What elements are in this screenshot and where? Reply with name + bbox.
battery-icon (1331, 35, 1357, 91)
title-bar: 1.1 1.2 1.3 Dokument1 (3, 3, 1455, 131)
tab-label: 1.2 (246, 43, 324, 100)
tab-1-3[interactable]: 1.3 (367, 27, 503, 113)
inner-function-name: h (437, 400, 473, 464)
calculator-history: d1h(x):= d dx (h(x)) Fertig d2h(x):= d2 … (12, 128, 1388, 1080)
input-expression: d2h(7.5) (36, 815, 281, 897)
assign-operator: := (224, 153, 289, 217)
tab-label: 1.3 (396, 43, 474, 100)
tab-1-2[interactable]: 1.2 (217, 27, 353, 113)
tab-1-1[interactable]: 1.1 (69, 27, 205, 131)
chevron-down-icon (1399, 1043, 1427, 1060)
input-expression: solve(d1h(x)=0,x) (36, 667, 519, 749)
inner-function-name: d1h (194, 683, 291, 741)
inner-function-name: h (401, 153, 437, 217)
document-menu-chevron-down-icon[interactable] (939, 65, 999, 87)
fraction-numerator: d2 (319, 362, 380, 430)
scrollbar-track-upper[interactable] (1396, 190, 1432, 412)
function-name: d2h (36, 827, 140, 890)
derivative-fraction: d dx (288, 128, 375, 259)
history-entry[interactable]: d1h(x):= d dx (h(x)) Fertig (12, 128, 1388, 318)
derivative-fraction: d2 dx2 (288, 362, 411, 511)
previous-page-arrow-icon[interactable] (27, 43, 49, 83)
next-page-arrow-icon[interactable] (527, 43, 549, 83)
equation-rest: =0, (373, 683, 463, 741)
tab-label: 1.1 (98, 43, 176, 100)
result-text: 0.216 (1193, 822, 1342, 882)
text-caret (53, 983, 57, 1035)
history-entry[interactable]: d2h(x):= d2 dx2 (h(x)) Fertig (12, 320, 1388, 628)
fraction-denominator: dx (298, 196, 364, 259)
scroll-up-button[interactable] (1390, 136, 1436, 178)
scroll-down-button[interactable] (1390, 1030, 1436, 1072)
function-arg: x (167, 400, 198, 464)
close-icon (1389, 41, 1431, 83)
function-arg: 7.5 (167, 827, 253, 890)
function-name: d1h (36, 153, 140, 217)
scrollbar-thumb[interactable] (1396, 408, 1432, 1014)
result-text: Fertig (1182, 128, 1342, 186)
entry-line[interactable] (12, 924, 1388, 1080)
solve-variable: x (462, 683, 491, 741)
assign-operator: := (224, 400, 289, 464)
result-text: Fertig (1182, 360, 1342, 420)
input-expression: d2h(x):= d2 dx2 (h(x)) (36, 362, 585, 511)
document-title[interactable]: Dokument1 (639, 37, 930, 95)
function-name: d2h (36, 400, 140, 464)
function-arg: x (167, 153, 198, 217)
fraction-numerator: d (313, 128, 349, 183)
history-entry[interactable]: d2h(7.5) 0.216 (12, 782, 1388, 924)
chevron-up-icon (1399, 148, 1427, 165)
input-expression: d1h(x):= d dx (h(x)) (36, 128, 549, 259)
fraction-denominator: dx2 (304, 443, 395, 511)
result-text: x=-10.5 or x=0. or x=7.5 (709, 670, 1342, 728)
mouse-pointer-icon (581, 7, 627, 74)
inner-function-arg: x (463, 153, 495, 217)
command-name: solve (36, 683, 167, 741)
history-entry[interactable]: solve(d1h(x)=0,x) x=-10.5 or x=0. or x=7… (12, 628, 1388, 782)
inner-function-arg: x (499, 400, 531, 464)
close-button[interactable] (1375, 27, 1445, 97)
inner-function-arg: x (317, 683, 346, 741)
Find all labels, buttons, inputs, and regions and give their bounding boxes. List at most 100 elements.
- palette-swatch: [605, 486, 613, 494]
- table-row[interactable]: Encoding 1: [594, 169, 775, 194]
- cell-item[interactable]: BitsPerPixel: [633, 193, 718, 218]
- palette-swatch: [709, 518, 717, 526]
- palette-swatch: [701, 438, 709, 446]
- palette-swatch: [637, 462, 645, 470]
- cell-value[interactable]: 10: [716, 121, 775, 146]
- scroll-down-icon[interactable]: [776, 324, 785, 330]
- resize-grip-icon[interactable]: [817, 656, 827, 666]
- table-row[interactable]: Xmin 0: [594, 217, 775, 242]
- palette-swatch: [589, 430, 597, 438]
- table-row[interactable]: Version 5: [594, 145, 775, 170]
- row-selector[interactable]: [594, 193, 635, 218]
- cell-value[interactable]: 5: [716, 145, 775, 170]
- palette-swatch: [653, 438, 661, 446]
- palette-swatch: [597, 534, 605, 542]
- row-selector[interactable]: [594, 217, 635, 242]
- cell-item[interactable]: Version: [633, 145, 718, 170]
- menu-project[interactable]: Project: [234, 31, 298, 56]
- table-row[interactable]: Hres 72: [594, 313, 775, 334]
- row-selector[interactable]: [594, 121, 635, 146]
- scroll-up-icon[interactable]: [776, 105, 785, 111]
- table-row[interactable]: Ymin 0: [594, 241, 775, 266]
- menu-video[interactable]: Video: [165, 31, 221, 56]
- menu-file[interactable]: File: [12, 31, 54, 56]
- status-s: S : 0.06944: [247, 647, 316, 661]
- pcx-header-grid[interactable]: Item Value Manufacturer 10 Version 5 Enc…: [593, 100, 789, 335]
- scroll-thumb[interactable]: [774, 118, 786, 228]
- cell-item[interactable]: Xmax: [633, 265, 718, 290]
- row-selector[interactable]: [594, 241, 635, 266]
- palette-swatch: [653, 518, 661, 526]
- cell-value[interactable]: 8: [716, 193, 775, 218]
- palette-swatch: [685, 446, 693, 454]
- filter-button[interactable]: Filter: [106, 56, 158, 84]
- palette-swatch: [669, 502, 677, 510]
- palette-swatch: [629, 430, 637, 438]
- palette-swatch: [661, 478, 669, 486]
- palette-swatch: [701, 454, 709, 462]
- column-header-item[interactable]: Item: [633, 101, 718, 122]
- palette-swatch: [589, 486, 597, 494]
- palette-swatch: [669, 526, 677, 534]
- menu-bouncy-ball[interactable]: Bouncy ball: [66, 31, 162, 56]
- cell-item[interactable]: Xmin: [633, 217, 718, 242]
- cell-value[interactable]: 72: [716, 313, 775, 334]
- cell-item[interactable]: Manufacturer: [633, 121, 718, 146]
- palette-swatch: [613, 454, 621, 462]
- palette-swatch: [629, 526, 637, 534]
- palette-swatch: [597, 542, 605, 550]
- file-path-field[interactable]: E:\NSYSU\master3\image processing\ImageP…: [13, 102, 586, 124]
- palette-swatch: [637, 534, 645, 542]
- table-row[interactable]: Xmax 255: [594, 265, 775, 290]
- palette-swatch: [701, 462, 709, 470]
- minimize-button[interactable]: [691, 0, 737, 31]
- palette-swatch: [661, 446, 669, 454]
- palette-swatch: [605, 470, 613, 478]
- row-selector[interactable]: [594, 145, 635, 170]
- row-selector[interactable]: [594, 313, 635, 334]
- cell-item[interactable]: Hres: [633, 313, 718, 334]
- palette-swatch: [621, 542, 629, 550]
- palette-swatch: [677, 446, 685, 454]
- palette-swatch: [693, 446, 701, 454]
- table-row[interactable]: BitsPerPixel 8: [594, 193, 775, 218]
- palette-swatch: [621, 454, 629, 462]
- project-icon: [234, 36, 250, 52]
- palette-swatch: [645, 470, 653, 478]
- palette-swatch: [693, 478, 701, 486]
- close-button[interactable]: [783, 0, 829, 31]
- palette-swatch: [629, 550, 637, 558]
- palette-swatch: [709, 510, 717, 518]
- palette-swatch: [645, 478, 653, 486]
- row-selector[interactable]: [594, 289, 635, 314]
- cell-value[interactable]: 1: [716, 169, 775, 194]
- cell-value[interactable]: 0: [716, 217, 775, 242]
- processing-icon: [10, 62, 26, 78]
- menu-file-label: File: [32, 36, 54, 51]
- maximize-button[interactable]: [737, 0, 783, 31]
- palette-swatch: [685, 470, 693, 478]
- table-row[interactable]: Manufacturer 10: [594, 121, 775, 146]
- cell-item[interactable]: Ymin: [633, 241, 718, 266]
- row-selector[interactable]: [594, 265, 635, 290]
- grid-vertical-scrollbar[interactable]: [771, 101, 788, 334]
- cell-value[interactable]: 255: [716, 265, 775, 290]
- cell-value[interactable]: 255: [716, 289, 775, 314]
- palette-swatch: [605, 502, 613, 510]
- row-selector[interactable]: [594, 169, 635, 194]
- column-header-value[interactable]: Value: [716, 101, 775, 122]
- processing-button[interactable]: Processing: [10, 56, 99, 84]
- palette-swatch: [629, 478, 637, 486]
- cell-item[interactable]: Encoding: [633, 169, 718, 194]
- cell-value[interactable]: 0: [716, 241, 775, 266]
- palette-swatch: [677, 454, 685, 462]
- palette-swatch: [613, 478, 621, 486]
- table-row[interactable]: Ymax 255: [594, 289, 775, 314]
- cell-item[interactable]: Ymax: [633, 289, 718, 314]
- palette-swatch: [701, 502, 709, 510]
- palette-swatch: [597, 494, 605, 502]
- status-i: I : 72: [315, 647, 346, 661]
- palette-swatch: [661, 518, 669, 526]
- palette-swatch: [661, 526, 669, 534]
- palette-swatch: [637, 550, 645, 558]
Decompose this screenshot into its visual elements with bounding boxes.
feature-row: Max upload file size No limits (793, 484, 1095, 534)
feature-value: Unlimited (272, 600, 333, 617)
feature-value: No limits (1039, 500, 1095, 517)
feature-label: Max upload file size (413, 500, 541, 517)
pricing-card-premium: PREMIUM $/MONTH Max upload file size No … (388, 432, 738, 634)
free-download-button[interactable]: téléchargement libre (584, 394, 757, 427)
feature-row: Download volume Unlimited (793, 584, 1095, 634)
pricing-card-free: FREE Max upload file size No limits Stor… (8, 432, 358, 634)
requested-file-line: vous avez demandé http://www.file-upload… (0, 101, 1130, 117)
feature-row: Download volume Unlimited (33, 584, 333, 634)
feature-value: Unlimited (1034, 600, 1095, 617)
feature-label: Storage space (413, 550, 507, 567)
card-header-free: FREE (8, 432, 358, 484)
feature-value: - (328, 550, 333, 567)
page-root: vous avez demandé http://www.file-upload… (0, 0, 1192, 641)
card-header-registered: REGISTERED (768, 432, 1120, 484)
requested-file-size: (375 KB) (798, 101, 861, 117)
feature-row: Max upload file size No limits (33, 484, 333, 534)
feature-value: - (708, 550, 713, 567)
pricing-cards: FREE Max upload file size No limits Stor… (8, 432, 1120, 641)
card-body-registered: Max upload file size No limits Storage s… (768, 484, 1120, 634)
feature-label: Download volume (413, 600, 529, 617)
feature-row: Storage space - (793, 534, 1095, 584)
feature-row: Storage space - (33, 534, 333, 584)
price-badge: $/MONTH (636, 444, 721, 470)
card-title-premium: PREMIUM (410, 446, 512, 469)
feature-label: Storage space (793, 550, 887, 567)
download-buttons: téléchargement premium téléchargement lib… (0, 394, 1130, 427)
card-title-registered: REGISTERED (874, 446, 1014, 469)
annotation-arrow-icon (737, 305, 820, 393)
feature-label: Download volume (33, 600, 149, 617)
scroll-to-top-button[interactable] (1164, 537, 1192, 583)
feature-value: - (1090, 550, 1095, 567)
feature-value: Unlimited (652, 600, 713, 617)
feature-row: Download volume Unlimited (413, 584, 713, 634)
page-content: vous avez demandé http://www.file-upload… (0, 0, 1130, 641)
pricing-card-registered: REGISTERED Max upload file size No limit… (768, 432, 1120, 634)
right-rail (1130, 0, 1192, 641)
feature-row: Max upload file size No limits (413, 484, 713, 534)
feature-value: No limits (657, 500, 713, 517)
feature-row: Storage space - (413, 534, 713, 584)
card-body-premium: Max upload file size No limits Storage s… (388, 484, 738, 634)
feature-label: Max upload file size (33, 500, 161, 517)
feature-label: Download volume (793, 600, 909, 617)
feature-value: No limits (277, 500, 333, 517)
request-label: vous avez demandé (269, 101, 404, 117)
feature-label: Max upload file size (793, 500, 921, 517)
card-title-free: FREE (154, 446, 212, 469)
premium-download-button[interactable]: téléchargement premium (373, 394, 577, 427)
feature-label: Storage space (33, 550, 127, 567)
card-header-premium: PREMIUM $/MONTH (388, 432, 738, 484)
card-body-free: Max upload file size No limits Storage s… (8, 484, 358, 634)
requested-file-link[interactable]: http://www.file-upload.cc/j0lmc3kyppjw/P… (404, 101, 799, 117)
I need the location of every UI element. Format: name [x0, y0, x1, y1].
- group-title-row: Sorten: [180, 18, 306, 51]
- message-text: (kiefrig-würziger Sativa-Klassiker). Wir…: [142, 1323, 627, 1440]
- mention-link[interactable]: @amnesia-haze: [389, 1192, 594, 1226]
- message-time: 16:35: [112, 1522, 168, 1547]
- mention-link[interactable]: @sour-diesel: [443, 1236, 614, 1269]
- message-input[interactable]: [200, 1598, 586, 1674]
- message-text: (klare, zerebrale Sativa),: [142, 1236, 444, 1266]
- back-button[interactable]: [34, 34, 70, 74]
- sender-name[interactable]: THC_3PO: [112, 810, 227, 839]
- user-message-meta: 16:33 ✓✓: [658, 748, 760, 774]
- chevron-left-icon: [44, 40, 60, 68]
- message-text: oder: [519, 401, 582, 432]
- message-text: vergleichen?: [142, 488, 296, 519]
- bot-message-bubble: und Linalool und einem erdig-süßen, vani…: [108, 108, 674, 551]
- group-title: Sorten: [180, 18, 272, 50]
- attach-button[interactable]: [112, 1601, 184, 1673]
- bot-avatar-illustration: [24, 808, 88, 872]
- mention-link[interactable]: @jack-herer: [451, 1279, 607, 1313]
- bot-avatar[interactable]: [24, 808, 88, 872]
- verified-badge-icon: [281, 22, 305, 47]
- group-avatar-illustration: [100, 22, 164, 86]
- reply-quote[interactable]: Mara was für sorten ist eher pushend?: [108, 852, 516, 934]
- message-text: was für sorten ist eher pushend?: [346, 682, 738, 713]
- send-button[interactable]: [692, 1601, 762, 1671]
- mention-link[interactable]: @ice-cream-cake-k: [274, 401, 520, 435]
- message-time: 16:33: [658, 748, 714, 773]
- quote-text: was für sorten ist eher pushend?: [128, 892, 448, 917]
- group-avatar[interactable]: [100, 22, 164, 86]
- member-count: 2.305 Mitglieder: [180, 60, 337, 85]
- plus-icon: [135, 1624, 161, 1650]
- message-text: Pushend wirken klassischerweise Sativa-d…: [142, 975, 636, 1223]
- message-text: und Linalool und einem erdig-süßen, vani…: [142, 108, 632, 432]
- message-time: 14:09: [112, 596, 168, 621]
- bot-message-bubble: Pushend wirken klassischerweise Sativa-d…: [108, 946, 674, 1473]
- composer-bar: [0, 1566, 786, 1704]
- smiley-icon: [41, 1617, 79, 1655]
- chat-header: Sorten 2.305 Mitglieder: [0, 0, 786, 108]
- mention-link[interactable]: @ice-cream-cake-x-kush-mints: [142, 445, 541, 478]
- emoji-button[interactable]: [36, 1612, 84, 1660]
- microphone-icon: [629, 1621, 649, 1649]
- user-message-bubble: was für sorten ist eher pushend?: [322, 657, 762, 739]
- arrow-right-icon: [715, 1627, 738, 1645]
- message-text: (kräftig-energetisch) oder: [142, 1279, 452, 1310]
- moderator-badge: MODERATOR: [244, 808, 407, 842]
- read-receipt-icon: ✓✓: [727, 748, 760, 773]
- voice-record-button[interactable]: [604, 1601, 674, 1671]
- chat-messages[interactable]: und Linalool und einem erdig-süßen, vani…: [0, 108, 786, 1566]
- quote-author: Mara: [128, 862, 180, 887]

__SET TASK__
Return the entries verbatim, from their first line through the line containing "function-name: d2h (36, 827, 140, 890)", both included.

__COMPLETED EXERCISE__
What elements are in this screenshot and where? Reply with name + bbox.
battery-icon (1331, 35, 1357, 91)
title-bar: 1.1 1.2 1.3 Dokument1 (3, 3, 1455, 131)
tab-label: 1.2 (246, 43, 324, 100)
tab-1-3[interactable]: 1.3 (367, 27, 503, 113)
inner-function-name: h (437, 400, 473, 464)
calculator-history: d1h(x):= d dx (h(x)) Fertig d2h(x):= d2 … (12, 128, 1388, 1080)
input-expression: d2h(7.5) (36, 815, 281, 897)
assign-operator: := (224, 153, 289, 217)
tab-label: 1.3 (396, 43, 474, 100)
tab-1-2[interactable]: 1.2 (217, 27, 353, 113)
tab-1-1[interactable]: 1.1 (69, 27, 205, 131)
chevron-down-icon (1399, 1043, 1427, 1060)
input-expression: solve(d1h(x)=0,x) (36, 667, 519, 749)
inner-function-name: d1h (194, 683, 291, 741)
inner-function-name: h (401, 153, 437, 217)
document-menu-chevron-down-icon[interactable] (939, 65, 999, 87)
fraction-numerator: d2 (319, 362, 380, 430)
scrollbar-track-upper[interactable] (1396, 190, 1432, 412)
function-name: d2h (36, 827, 140, 890)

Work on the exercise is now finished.